++++ Material provided

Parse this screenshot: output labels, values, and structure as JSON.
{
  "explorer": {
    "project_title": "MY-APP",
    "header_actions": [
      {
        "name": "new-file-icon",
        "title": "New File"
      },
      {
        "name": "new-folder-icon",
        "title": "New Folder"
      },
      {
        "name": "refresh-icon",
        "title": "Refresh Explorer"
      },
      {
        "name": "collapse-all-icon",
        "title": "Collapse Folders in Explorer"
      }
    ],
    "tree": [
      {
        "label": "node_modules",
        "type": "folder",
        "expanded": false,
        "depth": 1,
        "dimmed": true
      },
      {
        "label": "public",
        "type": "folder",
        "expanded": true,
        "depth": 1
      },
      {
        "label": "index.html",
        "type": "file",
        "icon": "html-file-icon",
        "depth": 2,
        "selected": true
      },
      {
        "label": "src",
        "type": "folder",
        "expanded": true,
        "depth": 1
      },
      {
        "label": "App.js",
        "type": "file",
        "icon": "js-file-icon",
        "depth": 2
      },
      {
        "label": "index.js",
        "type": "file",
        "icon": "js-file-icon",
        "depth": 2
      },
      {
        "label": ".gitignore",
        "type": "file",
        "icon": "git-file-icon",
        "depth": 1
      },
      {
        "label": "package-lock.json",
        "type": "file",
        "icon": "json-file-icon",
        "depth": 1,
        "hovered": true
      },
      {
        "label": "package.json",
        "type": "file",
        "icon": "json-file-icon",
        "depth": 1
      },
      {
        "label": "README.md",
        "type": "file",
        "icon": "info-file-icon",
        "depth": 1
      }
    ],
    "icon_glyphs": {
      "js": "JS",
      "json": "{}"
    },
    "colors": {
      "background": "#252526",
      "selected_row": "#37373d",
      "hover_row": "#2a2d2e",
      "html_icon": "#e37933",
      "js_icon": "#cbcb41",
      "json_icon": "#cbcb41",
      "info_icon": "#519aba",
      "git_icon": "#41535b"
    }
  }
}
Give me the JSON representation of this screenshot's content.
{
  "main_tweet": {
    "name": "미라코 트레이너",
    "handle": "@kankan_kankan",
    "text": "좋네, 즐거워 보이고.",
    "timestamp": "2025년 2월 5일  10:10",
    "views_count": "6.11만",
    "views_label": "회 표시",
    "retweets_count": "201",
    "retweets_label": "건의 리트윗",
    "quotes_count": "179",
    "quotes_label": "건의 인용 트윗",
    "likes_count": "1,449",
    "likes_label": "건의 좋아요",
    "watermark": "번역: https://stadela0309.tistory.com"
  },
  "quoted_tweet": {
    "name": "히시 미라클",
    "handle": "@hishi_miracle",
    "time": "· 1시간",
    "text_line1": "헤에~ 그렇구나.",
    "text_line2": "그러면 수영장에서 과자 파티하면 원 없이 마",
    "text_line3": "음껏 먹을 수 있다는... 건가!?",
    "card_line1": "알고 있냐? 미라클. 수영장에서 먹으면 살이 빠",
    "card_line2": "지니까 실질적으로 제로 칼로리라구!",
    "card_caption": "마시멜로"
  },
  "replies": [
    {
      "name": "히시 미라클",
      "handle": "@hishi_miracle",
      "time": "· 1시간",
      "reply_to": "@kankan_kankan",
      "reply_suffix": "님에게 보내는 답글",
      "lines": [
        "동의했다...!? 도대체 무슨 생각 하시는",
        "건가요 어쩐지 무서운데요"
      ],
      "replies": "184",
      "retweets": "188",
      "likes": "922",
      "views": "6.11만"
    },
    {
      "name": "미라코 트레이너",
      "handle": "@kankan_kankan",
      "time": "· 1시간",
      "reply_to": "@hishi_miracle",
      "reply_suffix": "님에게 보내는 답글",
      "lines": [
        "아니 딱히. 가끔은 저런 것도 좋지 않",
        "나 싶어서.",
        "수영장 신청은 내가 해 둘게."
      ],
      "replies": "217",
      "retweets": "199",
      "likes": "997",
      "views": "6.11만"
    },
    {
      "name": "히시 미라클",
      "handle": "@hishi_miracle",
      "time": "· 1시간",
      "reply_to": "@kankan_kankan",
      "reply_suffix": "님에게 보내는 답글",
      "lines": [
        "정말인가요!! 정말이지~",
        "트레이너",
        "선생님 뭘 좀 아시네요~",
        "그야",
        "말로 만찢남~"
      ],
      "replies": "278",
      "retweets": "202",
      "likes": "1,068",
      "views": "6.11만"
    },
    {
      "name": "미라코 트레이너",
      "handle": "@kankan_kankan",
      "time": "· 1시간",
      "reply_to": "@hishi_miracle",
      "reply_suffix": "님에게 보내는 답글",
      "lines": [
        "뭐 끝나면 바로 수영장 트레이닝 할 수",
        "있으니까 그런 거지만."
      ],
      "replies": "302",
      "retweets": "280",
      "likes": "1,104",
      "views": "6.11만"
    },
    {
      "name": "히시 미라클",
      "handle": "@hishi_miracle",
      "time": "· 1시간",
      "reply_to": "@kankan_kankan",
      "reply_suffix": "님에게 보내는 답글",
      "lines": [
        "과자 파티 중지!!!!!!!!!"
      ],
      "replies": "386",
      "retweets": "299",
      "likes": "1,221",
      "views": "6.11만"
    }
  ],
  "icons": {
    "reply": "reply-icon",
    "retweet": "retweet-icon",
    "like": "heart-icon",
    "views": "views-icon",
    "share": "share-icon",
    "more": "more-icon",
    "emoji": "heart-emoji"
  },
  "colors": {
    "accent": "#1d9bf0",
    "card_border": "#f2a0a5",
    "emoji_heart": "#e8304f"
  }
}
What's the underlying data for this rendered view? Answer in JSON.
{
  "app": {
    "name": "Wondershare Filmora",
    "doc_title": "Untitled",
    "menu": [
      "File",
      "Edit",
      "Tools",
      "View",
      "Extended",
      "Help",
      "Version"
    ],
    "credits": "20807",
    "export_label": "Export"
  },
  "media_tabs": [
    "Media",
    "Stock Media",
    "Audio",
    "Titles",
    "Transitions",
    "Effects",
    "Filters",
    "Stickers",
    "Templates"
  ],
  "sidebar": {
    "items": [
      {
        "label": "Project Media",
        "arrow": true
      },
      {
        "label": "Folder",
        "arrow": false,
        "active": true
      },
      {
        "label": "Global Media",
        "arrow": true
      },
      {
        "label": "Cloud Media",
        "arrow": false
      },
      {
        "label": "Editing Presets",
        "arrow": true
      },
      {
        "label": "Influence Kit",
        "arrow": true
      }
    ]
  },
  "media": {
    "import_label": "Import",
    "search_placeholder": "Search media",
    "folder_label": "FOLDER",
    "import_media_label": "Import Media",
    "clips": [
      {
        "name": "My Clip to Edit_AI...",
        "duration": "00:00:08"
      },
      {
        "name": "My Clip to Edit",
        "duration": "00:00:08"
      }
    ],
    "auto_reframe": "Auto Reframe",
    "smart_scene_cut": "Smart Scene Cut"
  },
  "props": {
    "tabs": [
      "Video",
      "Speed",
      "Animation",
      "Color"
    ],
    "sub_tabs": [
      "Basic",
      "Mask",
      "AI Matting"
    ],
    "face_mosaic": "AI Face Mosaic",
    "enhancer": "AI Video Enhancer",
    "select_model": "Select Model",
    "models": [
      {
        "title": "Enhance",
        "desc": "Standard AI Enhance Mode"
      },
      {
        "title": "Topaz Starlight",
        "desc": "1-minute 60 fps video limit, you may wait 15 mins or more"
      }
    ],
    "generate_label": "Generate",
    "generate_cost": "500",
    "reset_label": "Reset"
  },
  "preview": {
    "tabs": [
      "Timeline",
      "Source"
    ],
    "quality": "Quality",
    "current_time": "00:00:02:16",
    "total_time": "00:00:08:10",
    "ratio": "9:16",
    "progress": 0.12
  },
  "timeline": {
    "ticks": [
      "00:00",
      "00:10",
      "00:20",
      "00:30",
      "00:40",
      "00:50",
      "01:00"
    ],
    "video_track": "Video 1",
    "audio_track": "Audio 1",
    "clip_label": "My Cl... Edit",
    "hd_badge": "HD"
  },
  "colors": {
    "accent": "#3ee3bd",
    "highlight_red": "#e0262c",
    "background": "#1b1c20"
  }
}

++++++++

Show every line from the entries above in which the word "this" appears.

* Solution below *
Parse this screenshot: output labels, values, and structure as JSON.
Give me the JSON representation of this screenshot's content.
What's the underlying data for this rendered view? Answer in JSON.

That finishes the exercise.